(Stored data entries)

##############################

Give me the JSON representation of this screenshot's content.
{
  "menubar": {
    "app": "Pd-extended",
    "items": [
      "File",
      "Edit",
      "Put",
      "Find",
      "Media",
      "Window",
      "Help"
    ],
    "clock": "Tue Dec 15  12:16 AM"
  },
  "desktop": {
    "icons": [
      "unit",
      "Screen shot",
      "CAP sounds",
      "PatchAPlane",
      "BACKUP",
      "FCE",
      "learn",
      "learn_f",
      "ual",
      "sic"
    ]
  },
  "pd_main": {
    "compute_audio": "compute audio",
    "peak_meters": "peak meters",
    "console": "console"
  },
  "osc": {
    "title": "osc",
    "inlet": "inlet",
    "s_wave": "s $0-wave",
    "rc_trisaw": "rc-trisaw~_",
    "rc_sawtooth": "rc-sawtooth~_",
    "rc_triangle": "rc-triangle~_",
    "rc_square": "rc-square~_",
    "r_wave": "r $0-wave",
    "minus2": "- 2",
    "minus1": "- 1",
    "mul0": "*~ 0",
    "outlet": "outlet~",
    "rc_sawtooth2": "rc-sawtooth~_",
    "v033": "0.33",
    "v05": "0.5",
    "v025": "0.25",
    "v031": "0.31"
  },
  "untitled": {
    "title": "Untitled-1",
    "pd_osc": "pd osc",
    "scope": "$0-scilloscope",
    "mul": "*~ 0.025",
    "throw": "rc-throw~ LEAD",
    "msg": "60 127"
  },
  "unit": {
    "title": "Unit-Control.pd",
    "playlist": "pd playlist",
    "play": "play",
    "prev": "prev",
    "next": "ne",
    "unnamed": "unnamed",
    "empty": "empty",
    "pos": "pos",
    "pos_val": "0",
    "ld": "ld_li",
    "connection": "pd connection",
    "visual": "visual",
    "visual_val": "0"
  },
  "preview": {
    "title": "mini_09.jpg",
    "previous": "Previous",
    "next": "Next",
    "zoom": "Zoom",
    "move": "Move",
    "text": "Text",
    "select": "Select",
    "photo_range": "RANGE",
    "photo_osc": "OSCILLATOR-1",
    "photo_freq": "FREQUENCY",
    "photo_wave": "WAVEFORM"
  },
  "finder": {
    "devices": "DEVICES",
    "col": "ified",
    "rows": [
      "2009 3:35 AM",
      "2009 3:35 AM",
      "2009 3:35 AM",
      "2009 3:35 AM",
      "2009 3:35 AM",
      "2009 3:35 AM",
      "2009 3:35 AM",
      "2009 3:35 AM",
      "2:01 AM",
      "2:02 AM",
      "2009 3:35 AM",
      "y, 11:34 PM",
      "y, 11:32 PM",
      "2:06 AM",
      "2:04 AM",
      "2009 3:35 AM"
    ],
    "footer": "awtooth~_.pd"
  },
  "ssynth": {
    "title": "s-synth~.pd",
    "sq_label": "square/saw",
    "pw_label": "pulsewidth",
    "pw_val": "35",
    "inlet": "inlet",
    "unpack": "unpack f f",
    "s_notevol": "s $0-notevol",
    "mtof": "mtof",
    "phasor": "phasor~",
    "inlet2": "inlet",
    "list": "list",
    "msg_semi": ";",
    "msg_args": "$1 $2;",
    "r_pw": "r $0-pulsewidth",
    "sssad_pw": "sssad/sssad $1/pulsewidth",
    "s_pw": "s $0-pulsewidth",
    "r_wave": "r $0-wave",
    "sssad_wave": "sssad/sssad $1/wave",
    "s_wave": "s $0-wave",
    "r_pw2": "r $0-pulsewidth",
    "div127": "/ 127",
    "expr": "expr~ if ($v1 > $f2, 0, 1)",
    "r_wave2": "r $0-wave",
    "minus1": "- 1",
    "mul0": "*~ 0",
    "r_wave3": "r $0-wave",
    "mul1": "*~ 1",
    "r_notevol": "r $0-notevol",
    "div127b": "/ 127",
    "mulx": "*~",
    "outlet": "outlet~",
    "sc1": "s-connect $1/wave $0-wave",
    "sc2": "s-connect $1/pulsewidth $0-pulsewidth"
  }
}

##############################

**Objective**. Filter the entries down to the lines containing "pulsewidth". Copy each of those lines.

**Task answer**.
    "pw_label": "pulsewidth",
    "r_pw": "r $0-pulsewidth",
    "sssad_pw": "sssad/sssad $1/pulsewidth",
    "s_pw": "s $0-pulsewidth",
    "r_pw2": "r $0-pulsewidth",
    "sc2": "s-connect $1/pulsewidth $0-pulsewidth"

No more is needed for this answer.